** The request **
Search the material for the string "title", then return every line where it is found.

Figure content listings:
— START —

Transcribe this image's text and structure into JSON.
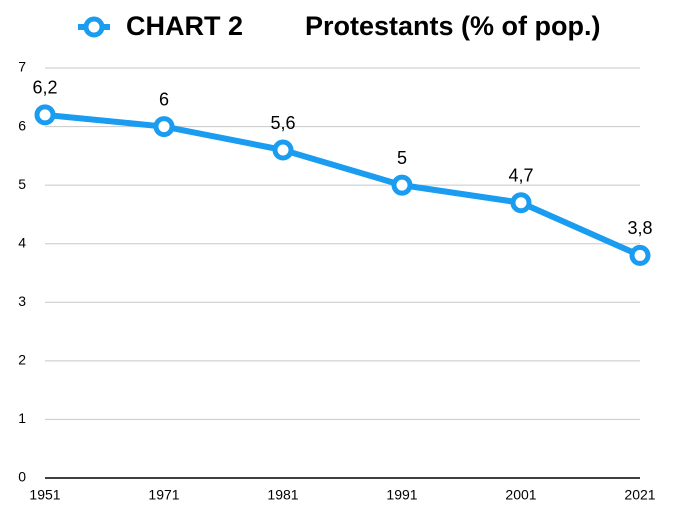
{
  "chart_data": {
    "type": "line",
    "title": "CHART 2",
    "categories": [
      "1951",
      "1971",
      "1981",
      "1991",
      "2001",
      "2021"
    ],
    "series": [
      {
        "name": "Protestants (% of pop.)",
        "color": "#1a9cf0",
        "values": [
          6.2,
          6,
          5.6,
          5,
          4.7,
          3.8
        ],
        "value_labels": [
          "6,2",
          "6",
          "5,6",
          "5",
          "4,7",
          "3,8"
        ]
      }
    ],
    "ylim": [
      0,
      7
    ],
    "yticks": [
      0,
      1,
      2,
      3,
      4,
      5,
      6,
      7
    ],
    "grid": true
  }
}
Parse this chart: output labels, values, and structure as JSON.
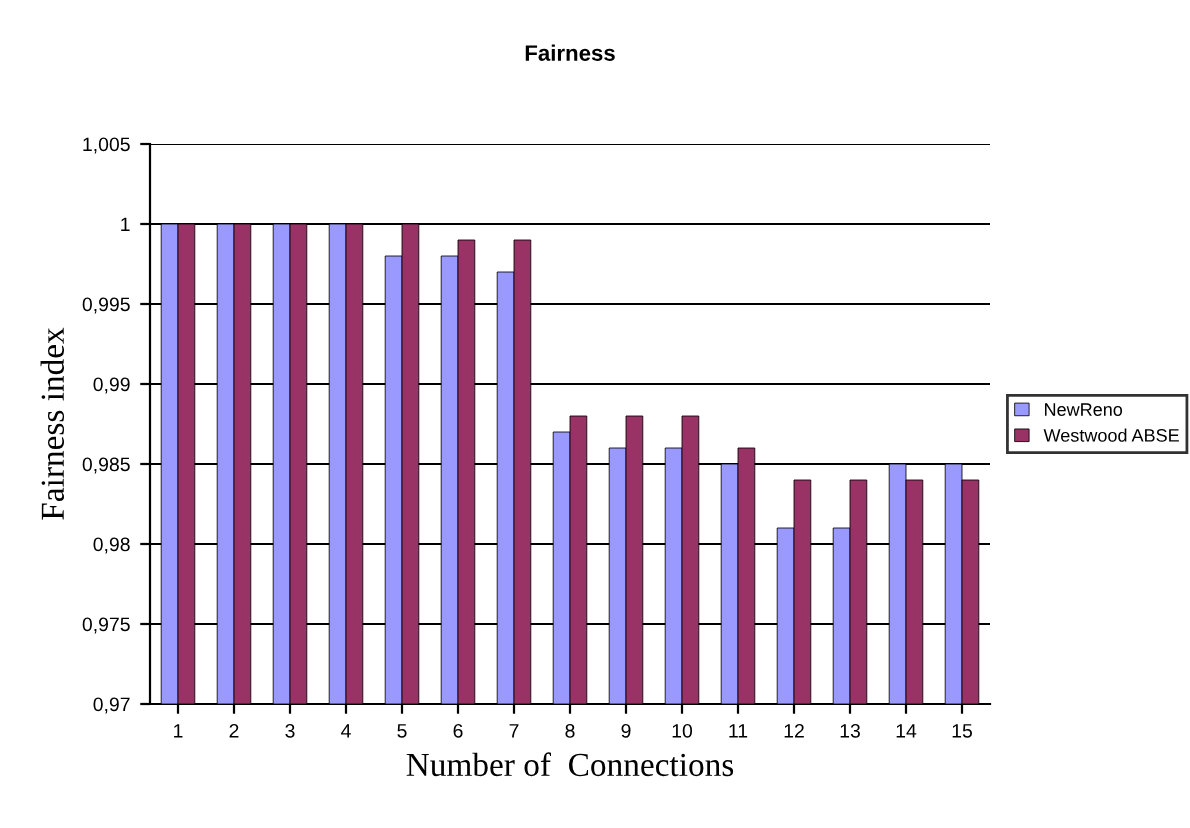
{
  "chart_data": {
    "type": "bar",
    "title": "Fairness",
    "xlabel": "Number of  Connections",
    "ylabel": "Fairness index",
    "categories": [
      "1",
      "2",
      "3",
      "4",
      "5",
      "6",
      "7",
      "8",
      "9",
      "10",
      "11",
      "12",
      "13",
      "14",
      "15"
    ],
    "series": [
      {
        "name": "NewReno",
        "color": "#9999ff",
        "values": [
          1,
          1,
          1,
          1,
          0.998,
          0.998,
          0.997,
          0.987,
          0.986,
          0.986,
          0.985,
          0.981,
          0.981,
          0.985,
          0.985
        ]
      },
      {
        "name": "Westwood ABSE",
        "color": "#993366",
        "values": [
          1,
          1,
          1,
          1,
          1,
          0.999,
          0.999,
          0.988,
          0.988,
          0.988,
          0.986,
          0.984,
          0.984,
          0.984,
          0.984
        ]
      }
    ],
    "ylim": [
      0.97,
      1.005
    ],
    "yticks": [
      {
        "value": 0.97,
        "label": "0,97"
      },
      {
        "value": 0.975,
        "label": "0,975"
      },
      {
        "value": 0.98,
        "label": "0,98"
      },
      {
        "value": 0.985,
        "label": "0,985"
      },
      {
        "value": 0.99,
        "label": "0,99"
      },
      {
        "value": 0.995,
        "label": "0,995"
      },
      {
        "value": 1,
        "label": "1"
      },
      {
        "value": 1.005,
        "label": "1,005"
      }
    ],
    "grid": "y",
    "legend": "right"
  }
}
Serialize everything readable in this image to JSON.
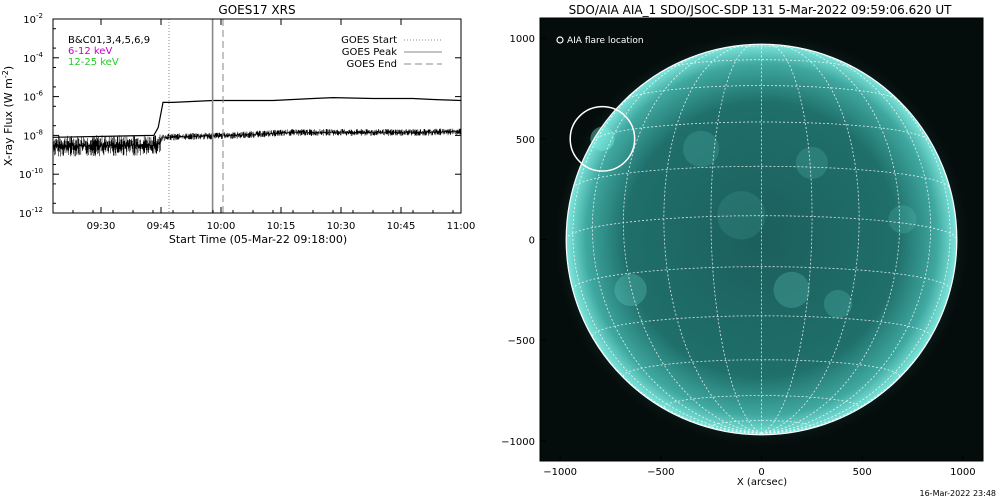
{
  "chart_data": [
    {
      "type": "line",
      "title": "GOES17 XRS",
      "xlabel": "Start Time (05-Mar-22 09:18:00)",
      "ylabel": "X-ray Flux (W m",
      "ylabel_sup": "-2",
      "ylabel_close": ")",
      "yscale": "log",
      "ylim_exp": [
        -12,
        -2
      ],
      "yticks_exp": [
        -12,
        -10,
        -8,
        -6,
        -4,
        -2
      ],
      "xlim_min": [
        0,
        102
      ],
      "xticks": [
        {
          "t": 12,
          "label": "09:30"
        },
        {
          "t": 27,
          "label": "09:45"
        },
        {
          "t": 42,
          "label": "10:00"
        },
        {
          "t": 57,
          "label": "10:15"
        },
        {
          "t": 72,
          "label": "10:30"
        },
        {
          "t": 87,
          "label": "10:45"
        },
        {
          "t": 102,
          "label": "11:00"
        }
      ],
      "legend_left": [
        {
          "text": "B&C01,3,4,5,6,9",
          "color": "#000000"
        },
        {
          "text": "6-12 keV",
          "color": "#cc00cc"
        },
        {
          "text": "12-25 keV",
          "color": "#22cc22"
        }
      ],
      "legend_right": [
        {
          "text": "GOES Start",
          "style": "dotted"
        },
        {
          "text": "GOES Peak",
          "style": "solid"
        },
        {
          "text": "GOES End",
          "style": "dashed"
        }
      ],
      "event_times": {
        "start": 29.0,
        "peak": 39.9,
        "end": 42.5
      },
      "series": [
        {
          "channel": "long",
          "points": [
            [
              0,
              -8.1
            ],
            [
              25.2,
              -8.0
            ],
            [
              26.3,
              -7.6
            ],
            [
              27.5,
              -6.3
            ],
            [
              30,
              -6.3
            ],
            [
              40,
              -6.2
            ],
            [
              55,
              -6.2
            ],
            [
              65,
              -6.1
            ],
            [
              70,
              -6.05
            ],
            [
              80,
              -6.1
            ],
            [
              90,
              -6.1
            ],
            [
              95,
              -6.15
            ],
            [
              102,
              -6.2
            ]
          ]
        },
        {
          "channel": "short",
          "points": [
            [
              0,
              -8.55
            ],
            [
              26,
              -8.5
            ],
            [
              27.5,
              -8.1
            ],
            [
              35,
              -8.05
            ],
            [
              45,
              -8.0
            ],
            [
              60,
              -7.85
            ],
            [
              75,
              -7.85
            ],
            [
              90,
              -7.85
            ],
            [
              102,
              -7.8
            ]
          ]
        }
      ]
    },
    {
      "type": "heatmap",
      "title": "SDO/AIA AIA_1 SDO/JSOC-SDP 131  5-Mar-2022 09:59:06.620 UT",
      "xlabel": "X (arcsec)",
      "ylabel": "",
      "xlim": [
        -1100,
        1100
      ],
      "ylim": [
        -1100,
        1100
      ],
      "xticks": [
        -1000,
        -500,
        0,
        500,
        1000
      ],
      "yticks": [
        -1000,
        -500,
        0,
        500,
        1000
      ],
      "legend": "AIA flare location",
      "solar_radius_arcsec": 970,
      "flare_location": {
        "x": -790,
        "y": 500
      },
      "grid_step_deg": 15,
      "colors": {
        "disk": "#2a8a86",
        "bright": "#66e0d6",
        "background": "#050d0c",
        "grid": "#ffffff"
      }
    }
  ],
  "footer_date": "16-Mar-2022 23:48"
}
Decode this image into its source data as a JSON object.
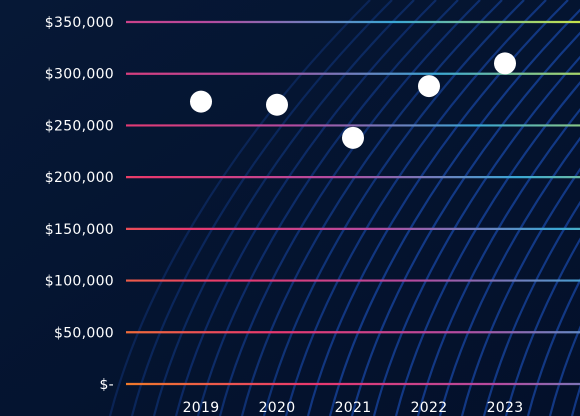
{
  "chart_data": {
    "type": "scatter",
    "title": "",
    "xlabel": "",
    "ylabel": "",
    "x": [
      "2019",
      "2020",
      "2021",
      "2022",
      "2023"
    ],
    "y": [
      273000,
      270000,
      238000,
      288000,
      310000
    ],
    "ylim": [
      0,
      350000
    ],
    "yticks": [
      0,
      50000,
      100000,
      150000,
      200000,
      250000,
      300000,
      350000
    ],
    "ytick_labels": [
      "$-",
      "$50,000",
      "$100,000",
      "$150,000",
      "$200,000",
      "$250,000",
      "$300,000",
      "$350,000"
    ],
    "grid": true,
    "legend": "none",
    "marker_color": "#ffffff",
    "background_color": "#04112e",
    "background_pattern": "blue-curved-lines",
    "gridline_gradient": [
      "#f07a2a",
      "#e8386e",
      "#b44a9f",
      "#3aa7d4",
      "#c6e24a"
    ]
  }
}
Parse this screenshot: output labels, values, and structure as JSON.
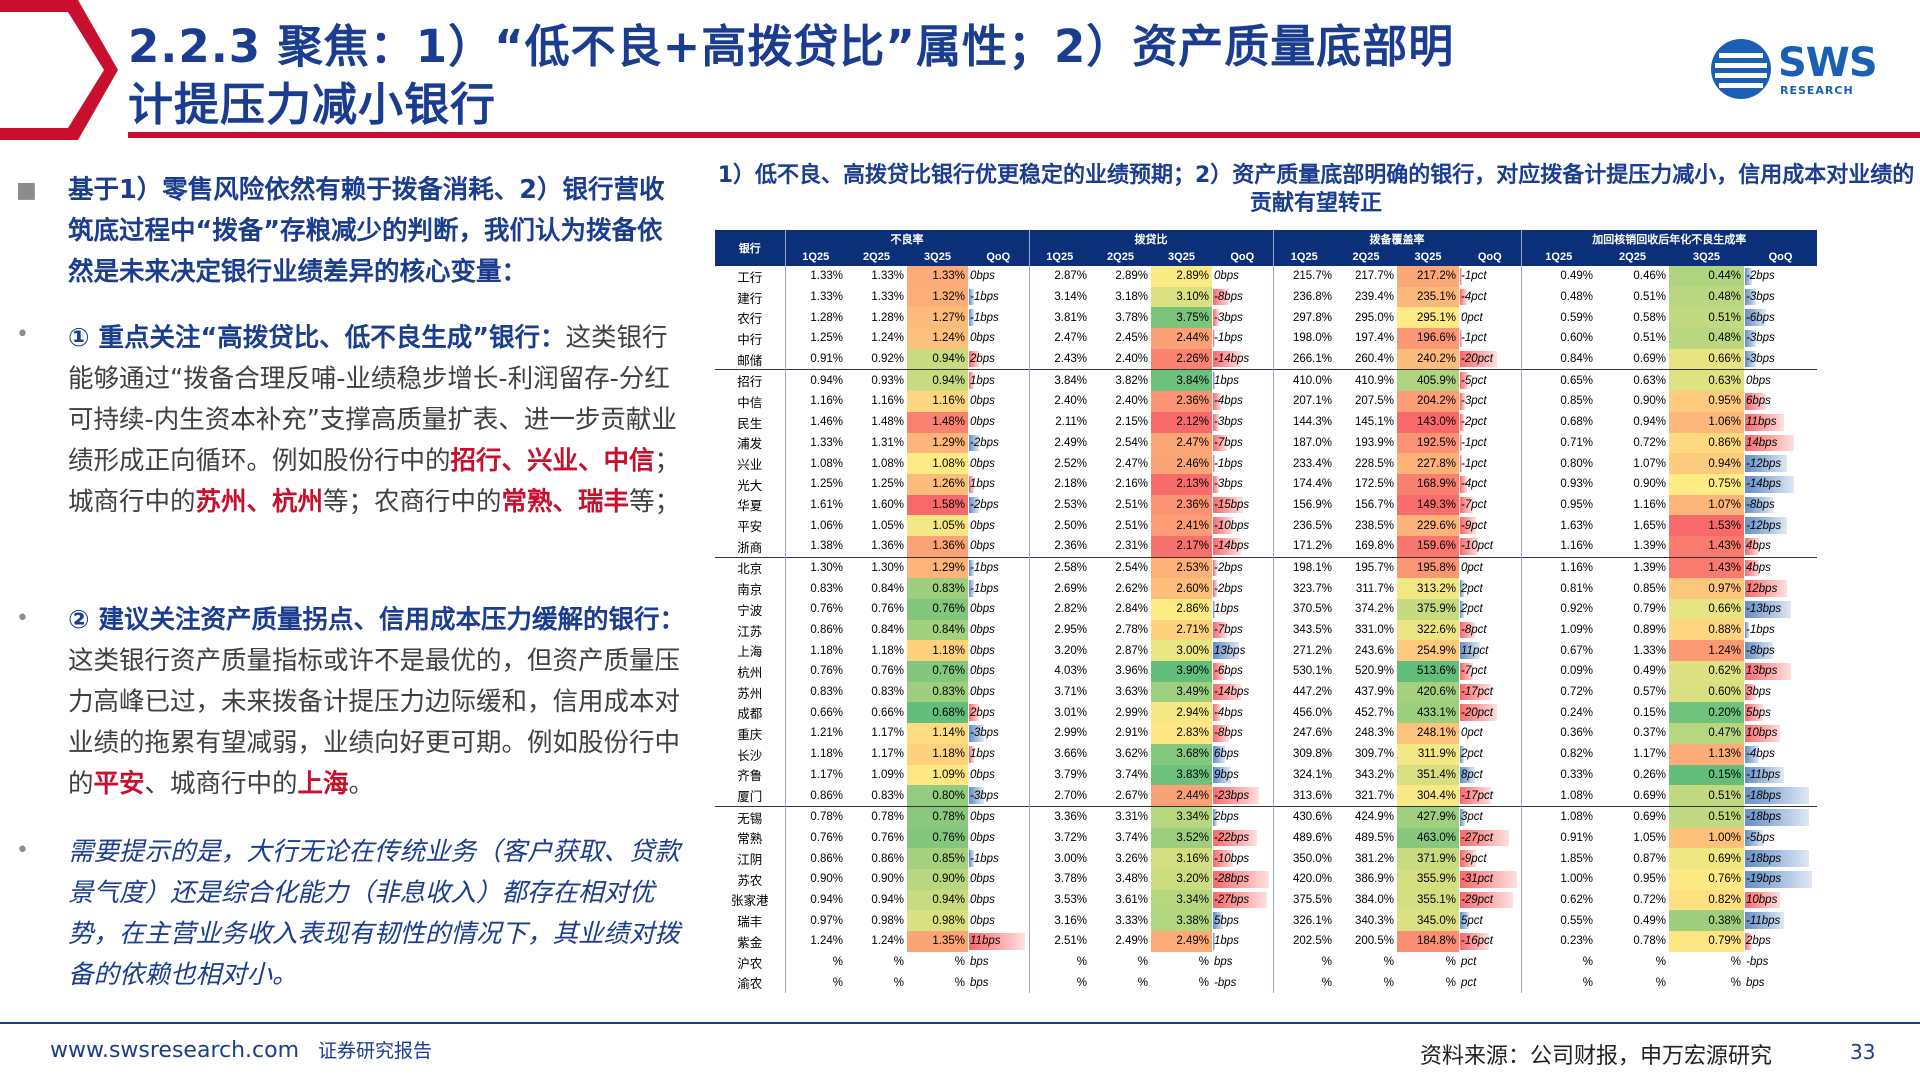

— END —

** Solution to the problem **
    "title": "CHART 2",
    "title": "Fairness",
      "title": "GOES17 XRS",
      "title": "SDO/AIA AIA_1 SDO/JSOC-SDP 131  5-Mar-2022 09:59:06.620 UT",
    "title": "",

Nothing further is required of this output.